## Your objective
How many lines in the records below hold the string "text"? Please answer with the number and nothing more.

━━ Data in this exercise ━━

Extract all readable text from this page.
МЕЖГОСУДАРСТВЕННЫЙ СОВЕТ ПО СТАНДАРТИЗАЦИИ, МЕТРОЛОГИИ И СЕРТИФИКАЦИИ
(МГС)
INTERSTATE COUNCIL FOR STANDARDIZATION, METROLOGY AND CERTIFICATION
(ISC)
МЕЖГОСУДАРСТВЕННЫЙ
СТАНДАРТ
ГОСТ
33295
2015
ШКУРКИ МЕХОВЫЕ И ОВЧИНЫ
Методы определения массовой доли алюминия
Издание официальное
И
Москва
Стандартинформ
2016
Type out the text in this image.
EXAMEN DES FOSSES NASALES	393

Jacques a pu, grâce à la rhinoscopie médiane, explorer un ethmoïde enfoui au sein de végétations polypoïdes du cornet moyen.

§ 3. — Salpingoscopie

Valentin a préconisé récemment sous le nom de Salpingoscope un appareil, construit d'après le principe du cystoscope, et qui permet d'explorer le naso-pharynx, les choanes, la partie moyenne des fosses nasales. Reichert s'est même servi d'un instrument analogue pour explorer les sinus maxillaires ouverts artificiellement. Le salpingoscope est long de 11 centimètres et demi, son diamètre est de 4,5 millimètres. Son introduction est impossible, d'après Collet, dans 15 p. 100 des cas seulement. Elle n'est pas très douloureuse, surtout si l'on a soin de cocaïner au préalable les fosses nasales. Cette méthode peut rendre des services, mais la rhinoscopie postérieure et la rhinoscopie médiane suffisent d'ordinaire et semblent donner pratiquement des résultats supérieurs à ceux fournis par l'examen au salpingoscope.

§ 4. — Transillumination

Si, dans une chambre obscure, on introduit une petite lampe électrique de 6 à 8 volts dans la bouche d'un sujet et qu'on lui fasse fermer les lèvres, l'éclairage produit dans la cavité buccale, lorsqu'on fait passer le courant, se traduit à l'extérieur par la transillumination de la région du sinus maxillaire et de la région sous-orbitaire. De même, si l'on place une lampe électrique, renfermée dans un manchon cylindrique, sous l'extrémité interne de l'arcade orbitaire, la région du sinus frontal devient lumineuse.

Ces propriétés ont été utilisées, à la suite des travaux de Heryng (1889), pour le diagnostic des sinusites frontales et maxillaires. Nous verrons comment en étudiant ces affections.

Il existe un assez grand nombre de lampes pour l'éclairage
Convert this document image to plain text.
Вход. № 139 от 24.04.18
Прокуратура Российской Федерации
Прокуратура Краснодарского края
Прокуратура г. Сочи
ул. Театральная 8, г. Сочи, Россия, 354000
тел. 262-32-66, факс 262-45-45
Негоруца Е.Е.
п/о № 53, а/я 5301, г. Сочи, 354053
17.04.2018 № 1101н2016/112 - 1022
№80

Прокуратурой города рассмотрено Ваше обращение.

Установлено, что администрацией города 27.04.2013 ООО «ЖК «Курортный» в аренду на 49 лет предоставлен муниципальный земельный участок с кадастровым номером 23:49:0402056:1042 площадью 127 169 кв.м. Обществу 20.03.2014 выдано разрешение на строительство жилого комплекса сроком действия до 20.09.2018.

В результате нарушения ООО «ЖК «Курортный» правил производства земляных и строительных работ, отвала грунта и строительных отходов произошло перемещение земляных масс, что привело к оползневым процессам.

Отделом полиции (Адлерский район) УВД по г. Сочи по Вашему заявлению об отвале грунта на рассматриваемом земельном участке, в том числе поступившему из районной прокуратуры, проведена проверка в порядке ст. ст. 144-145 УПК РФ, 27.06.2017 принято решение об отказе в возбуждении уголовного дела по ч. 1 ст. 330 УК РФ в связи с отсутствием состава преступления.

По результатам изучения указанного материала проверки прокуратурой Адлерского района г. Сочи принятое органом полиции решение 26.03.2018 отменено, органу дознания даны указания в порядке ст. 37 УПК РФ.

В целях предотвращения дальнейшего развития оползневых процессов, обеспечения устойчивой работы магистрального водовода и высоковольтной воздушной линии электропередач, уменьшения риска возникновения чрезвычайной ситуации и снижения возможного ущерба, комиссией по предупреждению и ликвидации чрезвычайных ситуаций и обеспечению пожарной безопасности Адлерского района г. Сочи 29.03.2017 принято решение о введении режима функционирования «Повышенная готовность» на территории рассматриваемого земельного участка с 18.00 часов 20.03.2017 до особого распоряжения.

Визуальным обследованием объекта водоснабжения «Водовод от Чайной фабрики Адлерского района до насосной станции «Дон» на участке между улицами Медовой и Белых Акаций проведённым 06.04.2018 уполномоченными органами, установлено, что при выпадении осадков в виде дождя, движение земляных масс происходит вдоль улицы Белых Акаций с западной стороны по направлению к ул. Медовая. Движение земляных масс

━━━

## Response below
3